Required task:
Find the word "Lifestyle" in the data. Return every line where it appears.
>>>
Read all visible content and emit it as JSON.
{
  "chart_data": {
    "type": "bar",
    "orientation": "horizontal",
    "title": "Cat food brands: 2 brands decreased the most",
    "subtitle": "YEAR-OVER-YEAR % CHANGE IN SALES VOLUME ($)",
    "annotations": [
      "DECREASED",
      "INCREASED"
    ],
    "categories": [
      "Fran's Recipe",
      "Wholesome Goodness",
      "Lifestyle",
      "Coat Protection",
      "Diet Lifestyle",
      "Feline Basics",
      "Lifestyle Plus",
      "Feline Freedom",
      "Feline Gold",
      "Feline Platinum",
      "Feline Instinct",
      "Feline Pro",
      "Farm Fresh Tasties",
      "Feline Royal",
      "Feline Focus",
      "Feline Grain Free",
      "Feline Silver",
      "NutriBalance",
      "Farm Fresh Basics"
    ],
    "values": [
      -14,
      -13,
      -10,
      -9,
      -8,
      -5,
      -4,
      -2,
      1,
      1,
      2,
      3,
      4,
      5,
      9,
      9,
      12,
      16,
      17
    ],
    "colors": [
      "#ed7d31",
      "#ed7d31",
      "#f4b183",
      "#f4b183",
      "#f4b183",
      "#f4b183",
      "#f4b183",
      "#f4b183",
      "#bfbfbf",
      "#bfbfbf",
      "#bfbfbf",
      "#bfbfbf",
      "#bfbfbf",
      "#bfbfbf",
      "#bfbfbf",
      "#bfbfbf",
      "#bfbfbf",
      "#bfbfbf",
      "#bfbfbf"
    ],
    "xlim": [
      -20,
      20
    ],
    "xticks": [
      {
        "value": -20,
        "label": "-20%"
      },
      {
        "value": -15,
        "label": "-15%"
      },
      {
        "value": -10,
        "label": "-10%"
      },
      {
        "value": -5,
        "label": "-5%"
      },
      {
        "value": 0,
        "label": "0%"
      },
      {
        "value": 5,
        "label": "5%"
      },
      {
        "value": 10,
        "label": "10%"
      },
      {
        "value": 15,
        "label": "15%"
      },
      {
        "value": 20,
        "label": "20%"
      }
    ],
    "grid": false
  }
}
<<<
Problem solution:
      "Lifestyle",
      "Diet Lifestyle",
      "Lifestyle Plus",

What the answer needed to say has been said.